Given task - Repeat all the records exactly, omitting pictures.

Data tied to figure images:
>> BEGIN
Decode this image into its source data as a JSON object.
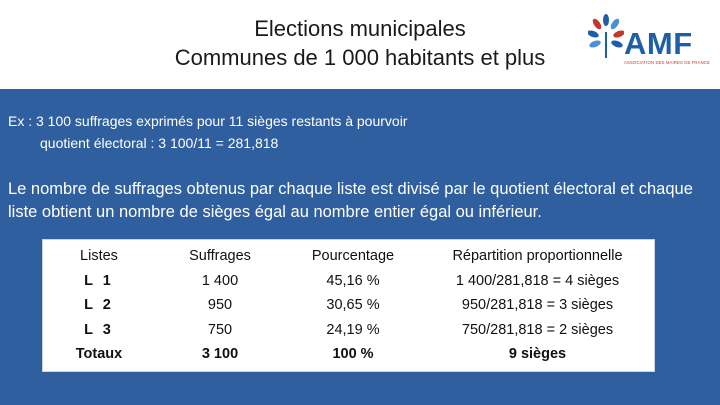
{
  "header": {
    "title_line1": "Elections municipales",
    "title_line2": "Communes de 1 000 habitants et plus",
    "logo": {
      "text": "AMF",
      "tagline": "ASSOCIATION DES MAIRES DE FRANCE",
      "icon": "tree-leaves-icon",
      "brand_color": "#1f5fa8",
      "leaf_colors": [
        "#1f5fa8",
        "#c0392b",
        "#4b91d6"
      ]
    }
  },
  "example": {
    "line1": "Ex : 3 100 suffrages exprimés pour 11 sièges restants à pourvoir",
    "line2": "quotient électoral : 3 100/11 = 281,818"
  },
  "paragraph": "Le nombre de suffrages obtenus par chaque liste est divisé par le quotient électoral et chaque liste obtient un nombre de sièges égal au nombre entier égal ou inférieur.",
  "table": {
    "headers": [
      "Listes",
      "Suffrages",
      "Pourcentage",
      "Répartition proportionnelle"
    ],
    "rows": [
      [
        "L 1",
        "1 400",
        "45,16 %",
        "1 400/281,818 = 4 sièges"
      ],
      [
        "L 2",
        "950",
        "30,65 %",
        "950/281,818 = 3 sièges"
      ],
      [
        "L 3",
        "750",
        "24,19 %",
        "750/281,818 = 2 sièges"
      ]
    ],
    "totals": [
      "Totaux",
      "3 100",
      "100 %",
      "9 sièges"
    ]
  },
  "colors": {
    "panel_bg": "#2f5f9e",
    "text_on_panel": "#ffffff"
  }
}
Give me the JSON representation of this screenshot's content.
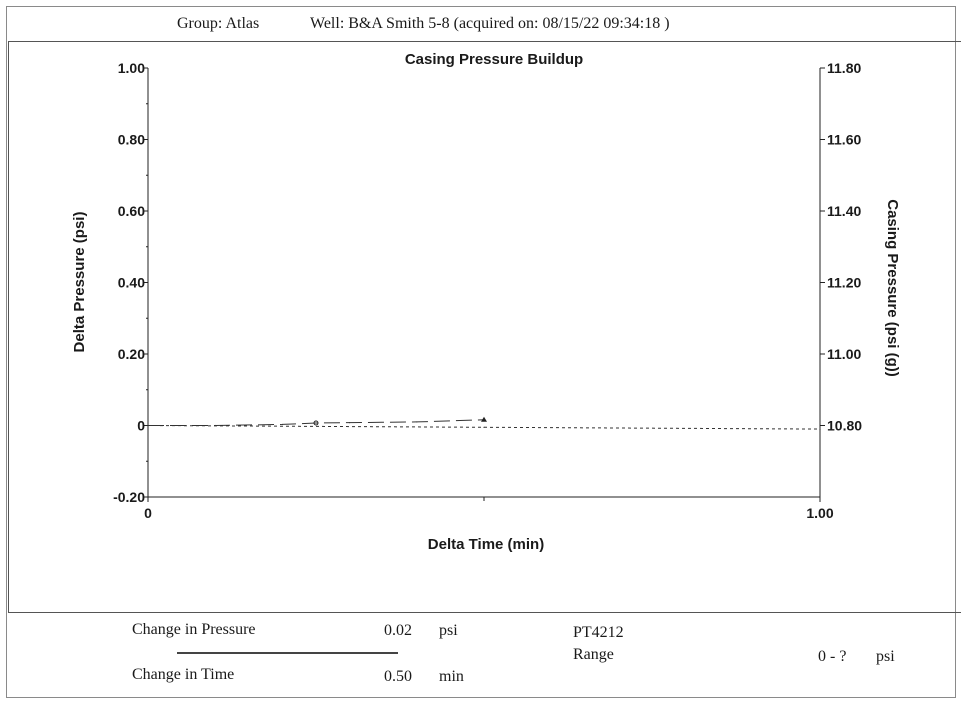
{
  "header": {
    "group": "Group: Atlas",
    "well": "Well: B&A Smith 5-8 (acquired on: 08/15/22 09:34:18 )"
  },
  "chart_data": {
    "type": "line",
    "title": "Casing Pressure Buildup",
    "xlabel": "Delta Time (min)",
    "ylabel": "Delta Pressure (psi)",
    "y2label": "Casing Pressure (psi (g))",
    "xlim": [
      0,
      1.0
    ],
    "ylim": [
      -0.2,
      1.0
    ],
    "y2lim": [
      10.6,
      11.8
    ],
    "x_ticks": [
      "0",
      "1.00"
    ],
    "y_ticks": [
      "-0.20",
      "0",
      "0.20",
      "0.40",
      "0.60",
      "0.80",
      "1.00"
    ],
    "y2_ticks": [
      "10.80",
      "11.00",
      "11.20",
      "11.40",
      "11.60",
      "11.80"
    ],
    "grid": false,
    "series": [
      {
        "axis": "left",
        "style": "long-dash",
        "x": [
          0.0,
          0.1,
          0.2,
          0.25,
          0.3,
          0.4,
          0.5
        ],
        "y": [
          0.0,
          0.0,
          0.003,
          0.007,
          0.008,
          0.01,
          0.016
        ]
      },
      {
        "axis": "right",
        "style": "short-dash",
        "x": [
          0.0,
          0.5,
          1.0
        ],
        "y": [
          10.8,
          10.795,
          10.79
        ]
      }
    ]
  },
  "footer": {
    "change_pressure_label": "Change in Pressure",
    "change_pressure_value": "0.02",
    "change_pressure_unit": "psi",
    "change_time_label": "Change in Time",
    "change_time_value": "0.50",
    "change_time_unit": "min",
    "gauge_id": "PT4212",
    "range_label": "Range",
    "range_value": "0 - ?",
    "range_unit": "psi"
  }
}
>> END
Solution -
Decode this image into its source data as a JSON object.
{
  "header": {
    "title_line1": "Elections municipales",
    "title_line2": "Communes de 1 000 habitants et plus",
    "logo": {
      "text": "AMF",
      "tagline": "ASSOCIATION DES MAIRES DE FRANCE",
      "icon": "tree-leaves-icon",
      "brand_color": "#1f5fa8",
      "leaf_colors": [
        "#1f5fa8",
        "#c0392b",
        "#4b91d6"
      ]
    }
  },
  "example": {
    "line1": "Ex : 3 100 suffrages exprimés pour 11 sièges restants à pourvoir",
    "line2": "quotient électoral : 3 100/11 = 281,818"
  },
  "paragraph": "Le nombre de suffrages obtenus par chaque liste est divisé par le quotient électoral et chaque liste obtient un nombre de sièges égal au nombre entier égal ou inférieur.",
  "table": {
    "headers": [
      "Listes",
      "Suffrages",
      "Pourcentage",
      "Répartition proportionnelle"
    ],
    "rows": [
      [
        "L 1",
        "1 400",
        "45,16 %",
        "1 400/281,818 = 4 sièges"
      ],
      [
        "L 2",
        "950",
        "30,65 %",
        "950/281,818 = 3 sièges"
      ],
      [
        "L 3",
        "750",
        "24,19 %",
        "750/281,818 = 2 sièges"
      ]
    ],
    "totals": [
      "Totaux",
      "3 100",
      "100 %",
      "9 sièges"
    ]
  },
  "colors": {
    "panel_bg": "#2f5f9e",
    "text_on_panel": "#ffffff"
  }
}
Give me the JSON representation of this screenshot's content.
{
  "header": {
    "group": "Group: Atlas",
    "well": "Well: B&A Smith 5-8 (acquired on: 08/15/22 09:34:18 )"
  },
  "chart_data": {
    "type": "line",
    "title": "Casing Pressure Buildup",
    "xlabel": "Delta Time (min)",
    "ylabel": "Delta Pressure (psi)",
    "y2label": "Casing Pressure (psi (g))",
    "xlim": [
      0,
      1.0
    ],
    "ylim": [
      -0.2,
      1.0
    ],
    "y2lim": [
      10.6,
      11.8
    ],
    "x_ticks": [
      "0",
      "1.00"
    ],
    "y_ticks": [
      "-0.20",
      "0",
      "0.20",
      "0.40",
      "0.60",
      "0.80",
      "1.00"
    ],
    "y2_ticks": [
      "10.80",
      "11.00",
      "11.20",
      "11.40",
      "11.60",
      "11.80"
    ],
    "grid": false,
    "series": [
      {
        "axis": "left",
        "style": "long-dash",
        "x": [
          0.0,
          0.1,
          0.2,
          0.25,
          0.3,
          0.4,
          0.5
        ],
        "y": [
          0.0,
          0.0,
          0.003,
          0.007,
          0.008,
          0.01,
          0.016
        ]
      },
      {
        "axis": "right",
        "style": "short-dash",
        "x": [
          0.0,
          0.5,
          1.0
        ],
        "y": [
          10.8,
          10.795,
          10.79
        ]
      }
    ]
  },
  "footer": {
    "change_pressure_label": "Change in Pressure",
    "change_pressure_value": "0.02",
    "change_pressure_unit": "psi",
    "change_time_label": "Change in Time",
    "change_time_value": "0.50",
    "change_time_unit": "min",
    "gauge_id": "PT4212",
    "range_label": "Range",
    "range_value": "0 - ?",
    "range_unit": "psi"
  }
}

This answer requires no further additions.